(Records from a data source)
┄┄┄┄┄┄┄┄┄┄

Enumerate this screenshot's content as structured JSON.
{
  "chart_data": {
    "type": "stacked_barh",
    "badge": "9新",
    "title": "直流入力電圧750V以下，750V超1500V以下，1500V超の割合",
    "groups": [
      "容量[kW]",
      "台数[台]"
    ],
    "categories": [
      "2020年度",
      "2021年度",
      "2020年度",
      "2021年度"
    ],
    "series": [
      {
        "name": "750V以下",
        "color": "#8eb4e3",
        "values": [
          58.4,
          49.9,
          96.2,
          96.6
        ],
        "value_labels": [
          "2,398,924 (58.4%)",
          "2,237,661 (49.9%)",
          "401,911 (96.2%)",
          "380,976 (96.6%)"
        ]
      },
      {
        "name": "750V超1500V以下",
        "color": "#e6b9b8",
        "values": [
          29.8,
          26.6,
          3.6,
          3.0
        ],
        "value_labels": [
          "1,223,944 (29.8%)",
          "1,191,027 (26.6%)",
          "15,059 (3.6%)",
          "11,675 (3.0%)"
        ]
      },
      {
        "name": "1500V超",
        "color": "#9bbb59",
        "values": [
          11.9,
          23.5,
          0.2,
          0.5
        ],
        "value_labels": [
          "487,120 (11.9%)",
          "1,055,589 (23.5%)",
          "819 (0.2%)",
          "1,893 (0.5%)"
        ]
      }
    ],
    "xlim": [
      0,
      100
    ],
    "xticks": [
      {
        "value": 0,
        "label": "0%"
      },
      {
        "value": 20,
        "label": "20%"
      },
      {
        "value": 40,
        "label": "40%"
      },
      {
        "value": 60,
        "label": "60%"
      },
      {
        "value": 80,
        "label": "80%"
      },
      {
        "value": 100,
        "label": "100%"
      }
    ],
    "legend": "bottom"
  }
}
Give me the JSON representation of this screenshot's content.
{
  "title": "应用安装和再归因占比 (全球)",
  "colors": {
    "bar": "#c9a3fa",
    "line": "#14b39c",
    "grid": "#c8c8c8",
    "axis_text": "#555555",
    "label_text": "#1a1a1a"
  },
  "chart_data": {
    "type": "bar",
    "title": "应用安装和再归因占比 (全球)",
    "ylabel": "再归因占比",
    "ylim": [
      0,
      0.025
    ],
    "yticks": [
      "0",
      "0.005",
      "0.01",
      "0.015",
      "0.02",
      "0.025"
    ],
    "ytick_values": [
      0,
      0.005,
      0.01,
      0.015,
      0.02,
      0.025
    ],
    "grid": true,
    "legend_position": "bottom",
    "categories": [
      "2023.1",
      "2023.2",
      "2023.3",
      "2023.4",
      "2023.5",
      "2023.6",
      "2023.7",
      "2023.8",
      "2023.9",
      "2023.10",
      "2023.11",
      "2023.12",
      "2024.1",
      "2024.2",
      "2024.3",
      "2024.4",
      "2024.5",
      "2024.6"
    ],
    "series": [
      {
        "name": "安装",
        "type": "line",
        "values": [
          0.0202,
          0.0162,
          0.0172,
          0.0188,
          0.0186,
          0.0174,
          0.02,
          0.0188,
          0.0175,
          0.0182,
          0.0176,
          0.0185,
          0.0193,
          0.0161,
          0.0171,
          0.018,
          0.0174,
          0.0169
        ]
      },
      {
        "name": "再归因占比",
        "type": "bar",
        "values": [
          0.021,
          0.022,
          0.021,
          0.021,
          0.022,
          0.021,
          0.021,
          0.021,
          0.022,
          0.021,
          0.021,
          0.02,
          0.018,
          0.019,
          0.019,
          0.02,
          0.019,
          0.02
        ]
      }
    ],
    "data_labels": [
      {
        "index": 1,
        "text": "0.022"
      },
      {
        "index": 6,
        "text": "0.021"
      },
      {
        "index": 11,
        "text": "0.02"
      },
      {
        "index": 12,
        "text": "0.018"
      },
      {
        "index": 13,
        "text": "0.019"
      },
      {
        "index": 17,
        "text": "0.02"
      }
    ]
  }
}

┄┄┄┄┄┄┄┄┄┄

WHAT IS REQUIRED =>
Look over the records above and copy each line that includes the string "应用安装和再归因占比".

REPLY =>
  "title": "应用安装和再归因占比 (全球)",
    "title": "应用安装和再归因占比 (全球)",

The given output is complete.